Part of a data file
________
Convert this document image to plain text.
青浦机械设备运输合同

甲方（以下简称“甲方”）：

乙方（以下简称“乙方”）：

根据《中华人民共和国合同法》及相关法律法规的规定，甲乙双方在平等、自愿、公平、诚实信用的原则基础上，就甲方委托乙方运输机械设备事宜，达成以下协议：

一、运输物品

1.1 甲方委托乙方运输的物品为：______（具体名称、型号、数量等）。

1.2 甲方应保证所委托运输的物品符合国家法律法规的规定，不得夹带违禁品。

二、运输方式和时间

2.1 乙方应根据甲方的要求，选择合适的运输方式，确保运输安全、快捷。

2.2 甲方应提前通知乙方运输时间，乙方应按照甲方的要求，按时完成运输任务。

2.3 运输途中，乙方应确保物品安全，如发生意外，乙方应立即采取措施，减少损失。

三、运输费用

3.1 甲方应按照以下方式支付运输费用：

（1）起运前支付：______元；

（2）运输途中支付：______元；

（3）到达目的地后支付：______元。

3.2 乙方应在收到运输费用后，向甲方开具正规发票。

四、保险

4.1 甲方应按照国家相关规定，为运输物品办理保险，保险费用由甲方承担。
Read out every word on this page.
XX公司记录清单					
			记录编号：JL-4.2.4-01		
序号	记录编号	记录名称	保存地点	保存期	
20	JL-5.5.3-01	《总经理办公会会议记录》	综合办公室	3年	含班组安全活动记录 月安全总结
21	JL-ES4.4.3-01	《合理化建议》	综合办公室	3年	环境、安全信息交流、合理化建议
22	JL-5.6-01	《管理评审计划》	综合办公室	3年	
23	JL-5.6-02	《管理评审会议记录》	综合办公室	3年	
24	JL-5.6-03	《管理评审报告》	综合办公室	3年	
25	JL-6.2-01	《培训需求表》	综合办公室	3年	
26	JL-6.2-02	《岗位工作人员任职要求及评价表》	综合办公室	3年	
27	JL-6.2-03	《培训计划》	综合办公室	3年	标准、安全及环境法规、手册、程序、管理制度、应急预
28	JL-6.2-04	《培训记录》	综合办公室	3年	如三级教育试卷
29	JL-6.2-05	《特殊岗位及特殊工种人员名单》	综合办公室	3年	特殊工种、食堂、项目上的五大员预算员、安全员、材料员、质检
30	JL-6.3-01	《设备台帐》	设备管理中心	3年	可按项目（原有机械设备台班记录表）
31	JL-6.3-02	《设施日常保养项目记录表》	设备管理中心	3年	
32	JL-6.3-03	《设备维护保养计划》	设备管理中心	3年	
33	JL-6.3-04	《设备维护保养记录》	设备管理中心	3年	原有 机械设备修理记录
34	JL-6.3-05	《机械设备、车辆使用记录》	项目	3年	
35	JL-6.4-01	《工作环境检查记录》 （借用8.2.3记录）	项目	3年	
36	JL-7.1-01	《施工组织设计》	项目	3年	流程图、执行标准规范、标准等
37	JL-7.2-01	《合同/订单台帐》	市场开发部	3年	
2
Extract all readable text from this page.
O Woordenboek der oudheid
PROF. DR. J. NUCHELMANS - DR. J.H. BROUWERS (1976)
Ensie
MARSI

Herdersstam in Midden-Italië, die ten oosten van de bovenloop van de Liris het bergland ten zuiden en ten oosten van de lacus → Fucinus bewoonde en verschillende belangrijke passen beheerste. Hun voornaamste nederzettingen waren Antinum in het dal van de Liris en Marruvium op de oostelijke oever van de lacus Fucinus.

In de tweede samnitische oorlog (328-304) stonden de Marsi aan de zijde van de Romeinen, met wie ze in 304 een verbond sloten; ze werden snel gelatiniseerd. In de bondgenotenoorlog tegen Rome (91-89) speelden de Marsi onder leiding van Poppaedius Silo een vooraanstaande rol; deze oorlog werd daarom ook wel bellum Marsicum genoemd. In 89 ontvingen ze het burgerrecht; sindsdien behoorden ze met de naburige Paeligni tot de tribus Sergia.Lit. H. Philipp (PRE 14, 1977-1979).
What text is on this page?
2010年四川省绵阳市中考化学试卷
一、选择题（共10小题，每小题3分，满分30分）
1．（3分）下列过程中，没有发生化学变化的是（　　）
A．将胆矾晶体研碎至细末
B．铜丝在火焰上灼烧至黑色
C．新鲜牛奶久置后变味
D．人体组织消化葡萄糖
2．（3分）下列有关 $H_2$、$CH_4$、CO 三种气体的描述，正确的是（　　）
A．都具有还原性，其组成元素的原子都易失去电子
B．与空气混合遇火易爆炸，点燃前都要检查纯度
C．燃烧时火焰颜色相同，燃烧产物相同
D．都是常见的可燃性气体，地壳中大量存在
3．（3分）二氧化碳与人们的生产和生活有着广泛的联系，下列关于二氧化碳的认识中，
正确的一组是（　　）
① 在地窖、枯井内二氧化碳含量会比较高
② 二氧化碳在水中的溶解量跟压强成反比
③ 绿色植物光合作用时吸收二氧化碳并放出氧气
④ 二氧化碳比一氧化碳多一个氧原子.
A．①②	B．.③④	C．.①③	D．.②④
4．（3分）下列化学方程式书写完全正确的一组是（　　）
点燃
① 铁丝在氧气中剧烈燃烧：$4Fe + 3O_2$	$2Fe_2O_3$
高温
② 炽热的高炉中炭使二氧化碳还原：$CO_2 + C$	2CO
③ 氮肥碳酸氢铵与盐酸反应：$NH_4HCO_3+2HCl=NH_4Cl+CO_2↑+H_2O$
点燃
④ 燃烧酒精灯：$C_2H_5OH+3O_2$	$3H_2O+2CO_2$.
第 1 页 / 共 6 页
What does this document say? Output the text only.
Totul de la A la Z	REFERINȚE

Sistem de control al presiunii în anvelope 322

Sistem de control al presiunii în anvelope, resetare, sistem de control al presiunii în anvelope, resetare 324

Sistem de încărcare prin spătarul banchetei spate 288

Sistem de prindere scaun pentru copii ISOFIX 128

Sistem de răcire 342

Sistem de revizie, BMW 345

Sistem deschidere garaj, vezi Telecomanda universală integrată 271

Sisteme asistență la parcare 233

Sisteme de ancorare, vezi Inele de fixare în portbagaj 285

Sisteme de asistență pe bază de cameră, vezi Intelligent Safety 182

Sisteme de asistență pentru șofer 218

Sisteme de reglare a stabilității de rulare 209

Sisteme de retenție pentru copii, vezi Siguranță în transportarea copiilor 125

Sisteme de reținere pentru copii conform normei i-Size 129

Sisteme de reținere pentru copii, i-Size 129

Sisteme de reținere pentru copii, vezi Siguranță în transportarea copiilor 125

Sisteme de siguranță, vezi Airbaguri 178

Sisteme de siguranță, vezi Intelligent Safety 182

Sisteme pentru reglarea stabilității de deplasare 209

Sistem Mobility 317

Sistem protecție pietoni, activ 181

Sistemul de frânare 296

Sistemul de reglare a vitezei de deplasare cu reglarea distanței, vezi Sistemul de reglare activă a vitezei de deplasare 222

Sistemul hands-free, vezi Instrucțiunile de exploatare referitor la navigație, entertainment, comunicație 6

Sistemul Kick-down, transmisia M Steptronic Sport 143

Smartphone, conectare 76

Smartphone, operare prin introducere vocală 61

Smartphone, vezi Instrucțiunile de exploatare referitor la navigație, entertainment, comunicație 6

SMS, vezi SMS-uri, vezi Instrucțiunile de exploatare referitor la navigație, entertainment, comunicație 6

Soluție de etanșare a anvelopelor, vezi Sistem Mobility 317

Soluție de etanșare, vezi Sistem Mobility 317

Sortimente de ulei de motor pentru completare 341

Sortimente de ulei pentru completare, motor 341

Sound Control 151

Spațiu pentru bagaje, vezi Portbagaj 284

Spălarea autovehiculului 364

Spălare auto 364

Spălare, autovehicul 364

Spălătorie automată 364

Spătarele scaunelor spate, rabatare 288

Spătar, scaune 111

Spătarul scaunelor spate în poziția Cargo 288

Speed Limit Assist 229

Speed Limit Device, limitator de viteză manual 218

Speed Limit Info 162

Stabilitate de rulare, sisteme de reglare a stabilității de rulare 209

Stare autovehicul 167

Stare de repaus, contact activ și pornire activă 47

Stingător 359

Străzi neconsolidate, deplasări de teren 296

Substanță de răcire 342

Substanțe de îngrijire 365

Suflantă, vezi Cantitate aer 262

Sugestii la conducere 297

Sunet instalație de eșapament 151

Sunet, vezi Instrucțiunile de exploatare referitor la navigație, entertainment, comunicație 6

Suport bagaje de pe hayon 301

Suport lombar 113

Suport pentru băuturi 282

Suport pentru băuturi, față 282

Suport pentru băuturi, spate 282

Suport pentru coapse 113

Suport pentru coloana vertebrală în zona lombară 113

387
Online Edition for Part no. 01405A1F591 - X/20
________
- _Objective_
Lines containing "exploatare" are to be counted. State the total and add nothing.

- _Task output_
4